[WRITTEN INSTRUCTION]: Which lines include the word "arrow"? Copy each of them.
--*--
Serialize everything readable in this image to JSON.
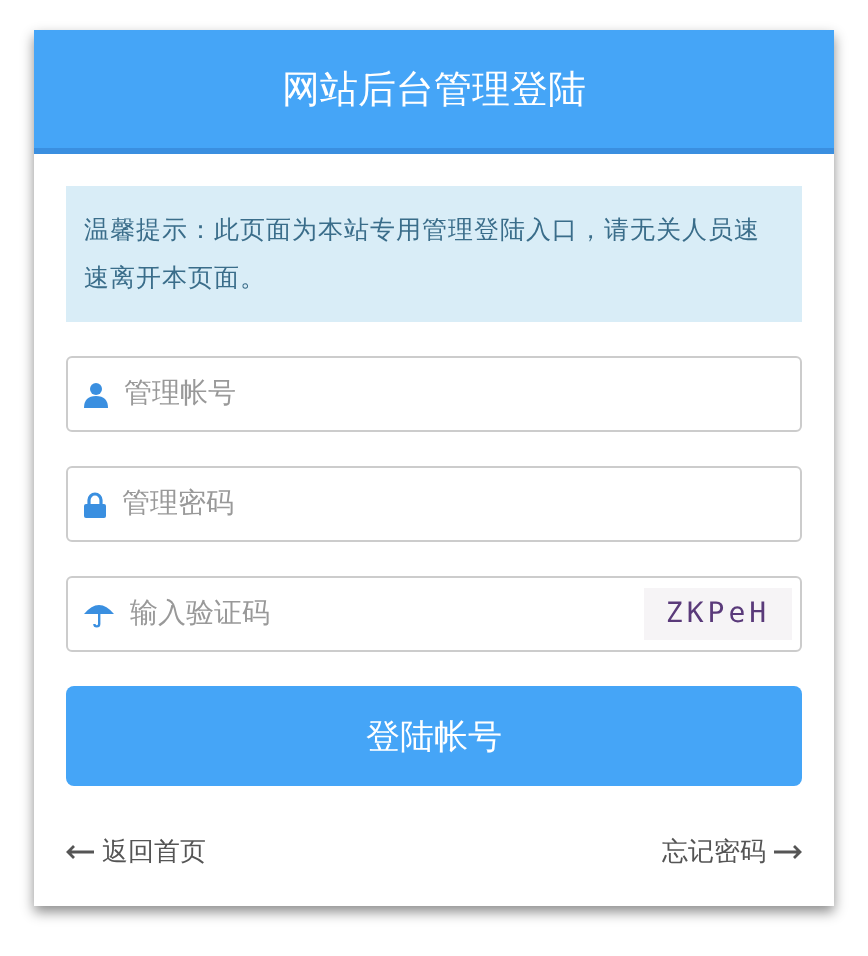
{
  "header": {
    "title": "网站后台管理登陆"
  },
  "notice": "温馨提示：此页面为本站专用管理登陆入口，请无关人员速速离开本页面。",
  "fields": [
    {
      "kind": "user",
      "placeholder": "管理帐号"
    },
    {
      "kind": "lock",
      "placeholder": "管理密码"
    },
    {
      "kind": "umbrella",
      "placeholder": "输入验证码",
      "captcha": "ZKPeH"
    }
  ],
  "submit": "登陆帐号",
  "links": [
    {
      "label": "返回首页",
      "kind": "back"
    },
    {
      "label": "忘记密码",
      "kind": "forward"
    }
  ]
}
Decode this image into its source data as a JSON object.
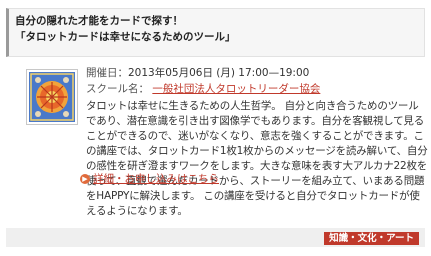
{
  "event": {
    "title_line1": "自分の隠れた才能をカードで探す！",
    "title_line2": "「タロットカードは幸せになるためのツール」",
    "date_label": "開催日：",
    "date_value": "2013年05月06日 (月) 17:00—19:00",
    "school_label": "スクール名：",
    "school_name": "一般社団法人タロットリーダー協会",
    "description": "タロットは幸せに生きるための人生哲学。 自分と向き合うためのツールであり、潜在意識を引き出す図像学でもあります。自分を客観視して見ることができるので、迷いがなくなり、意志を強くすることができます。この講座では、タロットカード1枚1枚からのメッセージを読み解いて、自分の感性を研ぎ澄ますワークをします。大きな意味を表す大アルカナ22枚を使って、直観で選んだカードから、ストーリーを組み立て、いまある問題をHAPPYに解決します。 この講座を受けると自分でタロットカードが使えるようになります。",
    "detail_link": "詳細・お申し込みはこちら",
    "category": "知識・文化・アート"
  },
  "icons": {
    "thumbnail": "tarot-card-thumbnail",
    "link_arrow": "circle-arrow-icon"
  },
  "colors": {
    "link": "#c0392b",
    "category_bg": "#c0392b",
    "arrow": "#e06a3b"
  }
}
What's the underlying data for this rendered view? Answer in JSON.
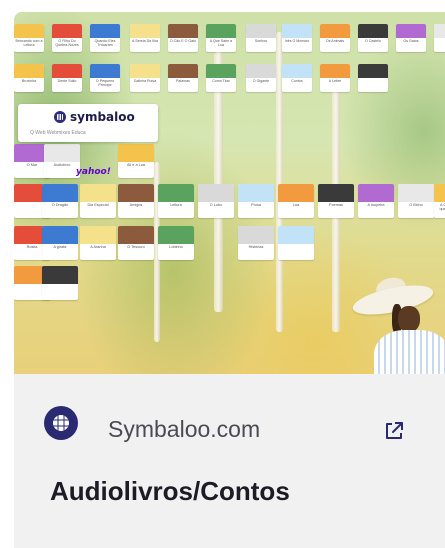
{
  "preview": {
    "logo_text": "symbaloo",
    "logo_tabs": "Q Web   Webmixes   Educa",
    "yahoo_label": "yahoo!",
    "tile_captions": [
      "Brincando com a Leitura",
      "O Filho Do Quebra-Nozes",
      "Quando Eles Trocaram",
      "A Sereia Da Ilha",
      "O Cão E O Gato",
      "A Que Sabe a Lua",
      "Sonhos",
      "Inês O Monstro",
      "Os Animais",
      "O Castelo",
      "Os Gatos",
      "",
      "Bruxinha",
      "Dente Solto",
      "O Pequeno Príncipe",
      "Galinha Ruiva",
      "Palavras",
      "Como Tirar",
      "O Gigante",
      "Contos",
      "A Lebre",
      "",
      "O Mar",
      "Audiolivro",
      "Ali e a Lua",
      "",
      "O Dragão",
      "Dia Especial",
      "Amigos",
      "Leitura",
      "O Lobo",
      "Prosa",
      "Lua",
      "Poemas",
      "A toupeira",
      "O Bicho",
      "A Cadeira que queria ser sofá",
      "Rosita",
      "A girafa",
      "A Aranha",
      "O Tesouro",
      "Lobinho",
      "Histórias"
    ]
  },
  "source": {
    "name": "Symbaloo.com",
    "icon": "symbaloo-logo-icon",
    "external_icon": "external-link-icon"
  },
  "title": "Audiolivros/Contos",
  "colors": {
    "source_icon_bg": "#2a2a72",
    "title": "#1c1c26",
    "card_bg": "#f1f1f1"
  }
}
--*--
[ANSWER TO THIS EXERCISE]:
    "link_arrow": "circle-arrow-icon"
    "arrow": "#e06a3b"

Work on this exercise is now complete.